■ **Work to complete**: With the images removed, repeat the data below exactly.

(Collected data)
• • • • •

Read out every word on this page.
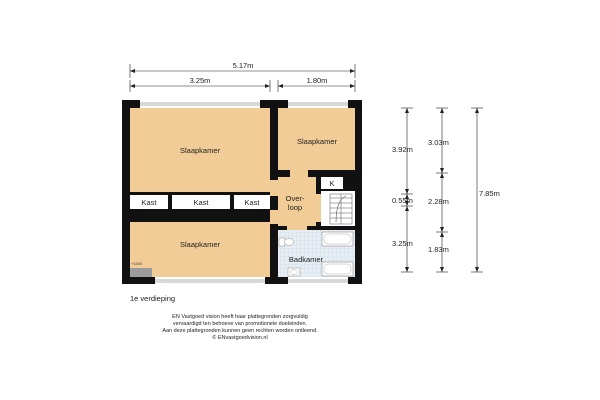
5.17m
3.25m	1.80m
3.92m
0.55m
3.25m
3.03m
2.28m
1.83m
7.85m
Slaapkamer
Kast	Kast	Kast
Slaapkamer
Slaapkamer
Over-
loop
K
Badkamer
+1500
1e verdieping
EN Vastgoed vision heeft haar plattegronden zorgvuldig
vervaardigd ten behoeve van promotionele doeleinden.
Aan deze plattegronden kunnen geen rechten worden ontleend.
© ENvastgoedvision.nl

• • • • •

■ **Result**:
Read out every word on this page.
5.17m
3.25m	1.80m
3.92m
0.55m
3.25m
3.03m
2.28m
1.83m
7.85m
Slaapkamer
Kast	Kast	Kast
Slaapkamer
Slaapkamer
Over-
loop
K
Badkamer
+1500
1e verdieping
EN Vastgoed vision heeft haar plattegronden zorgvuldig
vervaardigd ten behoeve van promotionele doeleinden.
Aan deze plattegronden kunnen geen rechten worden ontleend.
© ENvastgoedvision.nl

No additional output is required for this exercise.